Only a number is wanted: the count of lines in this listing that contain "formula".

--- Start THE RECORDS ---

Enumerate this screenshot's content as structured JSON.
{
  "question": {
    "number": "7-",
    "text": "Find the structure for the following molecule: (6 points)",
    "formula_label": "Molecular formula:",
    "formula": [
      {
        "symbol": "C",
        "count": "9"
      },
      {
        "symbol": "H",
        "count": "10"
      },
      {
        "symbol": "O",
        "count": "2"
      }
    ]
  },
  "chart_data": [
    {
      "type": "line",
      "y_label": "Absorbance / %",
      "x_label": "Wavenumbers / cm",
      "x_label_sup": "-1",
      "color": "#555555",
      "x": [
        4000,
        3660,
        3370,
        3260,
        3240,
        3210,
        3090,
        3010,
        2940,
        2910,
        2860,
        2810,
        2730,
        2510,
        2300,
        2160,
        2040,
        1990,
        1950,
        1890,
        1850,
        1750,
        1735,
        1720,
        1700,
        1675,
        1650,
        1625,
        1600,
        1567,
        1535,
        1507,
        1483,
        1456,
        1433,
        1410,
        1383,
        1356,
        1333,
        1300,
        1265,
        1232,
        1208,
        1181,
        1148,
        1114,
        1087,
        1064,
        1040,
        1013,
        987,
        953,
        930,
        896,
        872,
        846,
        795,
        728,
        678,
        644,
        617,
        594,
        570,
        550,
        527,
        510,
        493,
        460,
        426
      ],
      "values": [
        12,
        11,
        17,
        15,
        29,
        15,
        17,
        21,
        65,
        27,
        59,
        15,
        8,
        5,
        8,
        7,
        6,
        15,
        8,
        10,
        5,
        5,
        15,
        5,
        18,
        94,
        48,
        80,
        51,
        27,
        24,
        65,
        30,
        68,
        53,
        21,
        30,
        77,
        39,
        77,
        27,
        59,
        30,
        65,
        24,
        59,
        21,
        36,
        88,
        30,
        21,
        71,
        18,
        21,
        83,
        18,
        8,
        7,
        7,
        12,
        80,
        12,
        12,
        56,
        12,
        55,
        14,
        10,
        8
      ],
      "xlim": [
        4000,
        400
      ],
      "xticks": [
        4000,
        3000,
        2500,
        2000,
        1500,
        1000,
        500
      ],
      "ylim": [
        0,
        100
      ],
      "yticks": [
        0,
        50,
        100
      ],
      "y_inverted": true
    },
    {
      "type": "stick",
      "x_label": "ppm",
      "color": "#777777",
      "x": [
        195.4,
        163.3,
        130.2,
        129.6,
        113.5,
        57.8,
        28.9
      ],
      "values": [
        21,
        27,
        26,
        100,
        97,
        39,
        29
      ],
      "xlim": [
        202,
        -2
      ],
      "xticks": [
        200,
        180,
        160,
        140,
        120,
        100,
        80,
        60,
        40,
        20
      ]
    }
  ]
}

--- End THE RECORDS ---

# RESULT FOR THIS TASK
2